## begin TEXT EXCERPT

But it was copyright that created that, by prohibiting any redistribution and derivation by default. FOSS licenses are a way to counter-act that and give you rights.

And while the GPL is not as short as we would like, the reality is that it created a standard; you just have to read it once to know the license of more than 50% of the FOSS projects out there. That seems a time saver, not killer.



Did that include the thousands of business that nowadays use and contribute to OSS and also have lawyers to worry about those things?

You know it didn't. But I don't really see how that's relevant to my point. If it takes several pages of legalese to define what "freedom" you are giving someone, you might want to consider whether you're using the right word for what you're doing.

But it was copyright that created that, by prohibiting any redistribution and derivation by default.

No, it wasn't. It was bad lawyers who can't write plain English, and picky people at the FSF who tried to fine-tune everything instead of stating a clear guiding principle.

There are plenty of other licences that are very much shorter.

## end TEXT EXCERPT
## begin RECORDS PROVIDED

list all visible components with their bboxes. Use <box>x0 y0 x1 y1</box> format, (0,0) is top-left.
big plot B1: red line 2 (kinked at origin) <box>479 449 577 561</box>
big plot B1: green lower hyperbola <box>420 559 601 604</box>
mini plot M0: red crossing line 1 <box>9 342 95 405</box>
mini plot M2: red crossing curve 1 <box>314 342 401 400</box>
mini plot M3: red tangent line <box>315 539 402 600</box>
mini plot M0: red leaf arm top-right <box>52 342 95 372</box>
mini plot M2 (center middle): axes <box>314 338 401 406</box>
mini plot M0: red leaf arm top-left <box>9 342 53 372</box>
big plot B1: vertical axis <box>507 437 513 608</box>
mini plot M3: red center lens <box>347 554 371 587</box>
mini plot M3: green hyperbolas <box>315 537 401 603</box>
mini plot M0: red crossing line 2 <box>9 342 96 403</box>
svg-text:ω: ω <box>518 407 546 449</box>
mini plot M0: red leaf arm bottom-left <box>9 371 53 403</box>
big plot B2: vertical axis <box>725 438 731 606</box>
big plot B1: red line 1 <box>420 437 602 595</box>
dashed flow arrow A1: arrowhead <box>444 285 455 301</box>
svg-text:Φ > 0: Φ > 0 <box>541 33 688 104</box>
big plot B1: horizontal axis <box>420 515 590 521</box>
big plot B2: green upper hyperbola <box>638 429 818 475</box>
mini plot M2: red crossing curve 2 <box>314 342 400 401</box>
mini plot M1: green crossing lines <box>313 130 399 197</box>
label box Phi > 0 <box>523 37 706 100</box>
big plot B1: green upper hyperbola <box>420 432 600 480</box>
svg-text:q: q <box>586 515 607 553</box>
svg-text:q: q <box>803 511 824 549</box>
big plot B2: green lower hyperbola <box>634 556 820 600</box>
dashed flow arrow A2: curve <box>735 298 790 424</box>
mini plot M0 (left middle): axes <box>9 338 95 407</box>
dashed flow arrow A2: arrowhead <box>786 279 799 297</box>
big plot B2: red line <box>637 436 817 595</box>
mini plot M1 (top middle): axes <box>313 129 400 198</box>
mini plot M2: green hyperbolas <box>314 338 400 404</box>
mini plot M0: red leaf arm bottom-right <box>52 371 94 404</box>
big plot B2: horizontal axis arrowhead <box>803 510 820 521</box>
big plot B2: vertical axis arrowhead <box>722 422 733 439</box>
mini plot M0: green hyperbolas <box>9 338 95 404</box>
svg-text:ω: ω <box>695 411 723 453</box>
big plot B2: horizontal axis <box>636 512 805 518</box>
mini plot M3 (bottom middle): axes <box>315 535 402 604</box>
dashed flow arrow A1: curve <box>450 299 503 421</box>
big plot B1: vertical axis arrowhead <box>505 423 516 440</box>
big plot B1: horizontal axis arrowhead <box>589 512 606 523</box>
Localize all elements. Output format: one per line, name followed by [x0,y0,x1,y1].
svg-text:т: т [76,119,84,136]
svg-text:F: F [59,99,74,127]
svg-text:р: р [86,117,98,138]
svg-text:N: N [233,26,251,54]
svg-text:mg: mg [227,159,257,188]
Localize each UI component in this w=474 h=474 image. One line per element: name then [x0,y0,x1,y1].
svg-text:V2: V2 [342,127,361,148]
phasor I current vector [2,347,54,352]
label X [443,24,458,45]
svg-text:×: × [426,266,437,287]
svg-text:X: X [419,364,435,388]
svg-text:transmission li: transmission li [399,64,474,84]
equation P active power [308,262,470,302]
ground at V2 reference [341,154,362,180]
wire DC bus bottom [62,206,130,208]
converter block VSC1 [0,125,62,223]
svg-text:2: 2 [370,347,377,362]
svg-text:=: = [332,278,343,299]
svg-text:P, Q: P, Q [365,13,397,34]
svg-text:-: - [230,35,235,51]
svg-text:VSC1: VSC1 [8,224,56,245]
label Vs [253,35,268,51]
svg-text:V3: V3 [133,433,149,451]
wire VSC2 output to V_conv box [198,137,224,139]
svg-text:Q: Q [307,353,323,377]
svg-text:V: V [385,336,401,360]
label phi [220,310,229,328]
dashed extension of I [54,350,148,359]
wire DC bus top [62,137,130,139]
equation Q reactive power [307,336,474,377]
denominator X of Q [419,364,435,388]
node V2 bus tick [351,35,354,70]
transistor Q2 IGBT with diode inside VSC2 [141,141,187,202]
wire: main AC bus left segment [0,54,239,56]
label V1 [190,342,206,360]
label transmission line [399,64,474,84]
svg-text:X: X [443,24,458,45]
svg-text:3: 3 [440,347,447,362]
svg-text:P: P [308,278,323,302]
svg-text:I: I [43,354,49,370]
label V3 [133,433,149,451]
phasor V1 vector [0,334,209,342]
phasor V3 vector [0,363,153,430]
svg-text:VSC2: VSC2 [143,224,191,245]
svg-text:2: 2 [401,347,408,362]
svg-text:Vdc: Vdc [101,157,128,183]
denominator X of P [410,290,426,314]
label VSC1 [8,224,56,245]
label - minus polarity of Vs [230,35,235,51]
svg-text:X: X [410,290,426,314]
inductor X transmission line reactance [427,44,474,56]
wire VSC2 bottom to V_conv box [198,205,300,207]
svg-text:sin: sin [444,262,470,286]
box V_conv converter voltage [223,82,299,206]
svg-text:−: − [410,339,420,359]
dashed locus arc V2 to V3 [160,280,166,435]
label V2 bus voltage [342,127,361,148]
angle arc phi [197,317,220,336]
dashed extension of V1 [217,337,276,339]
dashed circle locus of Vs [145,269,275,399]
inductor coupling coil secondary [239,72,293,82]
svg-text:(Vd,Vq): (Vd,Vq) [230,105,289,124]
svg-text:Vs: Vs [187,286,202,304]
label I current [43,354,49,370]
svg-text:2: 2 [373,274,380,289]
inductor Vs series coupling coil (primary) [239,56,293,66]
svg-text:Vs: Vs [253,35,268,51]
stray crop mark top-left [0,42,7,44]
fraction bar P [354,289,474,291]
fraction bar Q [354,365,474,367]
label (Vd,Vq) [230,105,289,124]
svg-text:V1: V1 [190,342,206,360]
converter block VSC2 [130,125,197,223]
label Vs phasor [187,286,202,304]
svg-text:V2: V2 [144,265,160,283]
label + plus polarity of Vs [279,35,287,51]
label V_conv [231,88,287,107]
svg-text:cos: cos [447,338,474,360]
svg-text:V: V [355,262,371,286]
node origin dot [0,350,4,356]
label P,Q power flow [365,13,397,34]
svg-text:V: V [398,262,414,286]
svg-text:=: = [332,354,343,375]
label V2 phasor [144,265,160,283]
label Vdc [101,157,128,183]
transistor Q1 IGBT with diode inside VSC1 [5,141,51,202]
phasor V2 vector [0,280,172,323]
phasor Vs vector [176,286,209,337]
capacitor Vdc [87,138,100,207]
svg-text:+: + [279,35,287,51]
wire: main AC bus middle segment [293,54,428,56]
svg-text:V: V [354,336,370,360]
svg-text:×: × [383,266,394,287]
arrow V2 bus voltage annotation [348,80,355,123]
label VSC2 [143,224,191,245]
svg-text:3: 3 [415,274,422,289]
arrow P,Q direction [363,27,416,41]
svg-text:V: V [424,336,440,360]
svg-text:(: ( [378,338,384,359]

## end RECORDS PROVIDED

REQUESTS |
a - Summarize the discussion about FOSS licenses in two sentences.
b - Copy the entries from the first line through the line containing "big plot B2: green lower", including both ends.

SOLUTIONS BELOW |
a - One side argues that copyright created the restrictions by prohibiting redistribution and derivation by default, and that FOSS licenses such as the GPL counter this, with the GPL setting a standard that covers more than 50% of FOSS projects once read. The other side argues that needing several pages of legalese to define "freedom" calls the word into question, blames bad lawyers and picky people at the FSF, and points out that plenty of other licenses are much shorter.

b -
list all visible components with their bboxes. Use <box>x0 y0 x1 y1</box> format, (0,0) is top-left.
big plot B1: red line 2 (kinked at origin) <box>479 449 577 561</box>
big plot B1: green lower hyperbola <box>420 559 601 604</box>
mini plot M0: red crossing line 1 <box>9 342 95 405</box>
mini plot M2: red crossing curve 1 <box>314 342 401 400</box>
mini plot M3: red tangent line <box>315 539 402 600</box>
mini plot M0: red leaf arm top-right <box>52 342 95 372</box>
mini plot M2 (center middle): axes <box>314 338 401 406</box>
mini plot M0: red leaf arm top-left <box>9 342 53 372</box>
big plot B1: vertical axis <box>507 437 513 608</box>
mini plot M3: red center lens <box>347 554 371 587</box>
mini plot M3: green hyperbolas <box>315 537 401 603</box>
mini plot M0: red crossing line 2 <box>9 342 96 403</box>
svg-text:ω: ω <box>518 407 546 449</box>
mini plot M0: red leaf arm bottom-left <box>9 371 53 403</box>
big plot B2: vertical axis <box>725 438 731 606</box>
big plot B1: red line 1 <box>420 437 602 595</box>
dashed flow arrow A1: arrowhead <box>444 285 455 301</box>
svg-text:Φ > 0: Φ > 0 <box>541 33 688 104</box>
big plot B1: horizontal axis <box>420 515 590 521</box>
big plot B2: green upper hyperbola <box>638 429 818 475</box>
mini plot M2: red crossing curve 2 <box>314 342 400 401</box>
mini plot M1: green crossing lines <box>313 130 399 197</box>
label box Phi > 0 <box>523 37 706 100</box>
big plot B1: green upper hyperbola <box>420 432 600 480</box>
svg-text:q: q <box>586 515 607 553</box>
svg-text:q: q <box>803 511 824 549</box>
big plot B2: green lower hyperbola <box>634 556 820 600</box>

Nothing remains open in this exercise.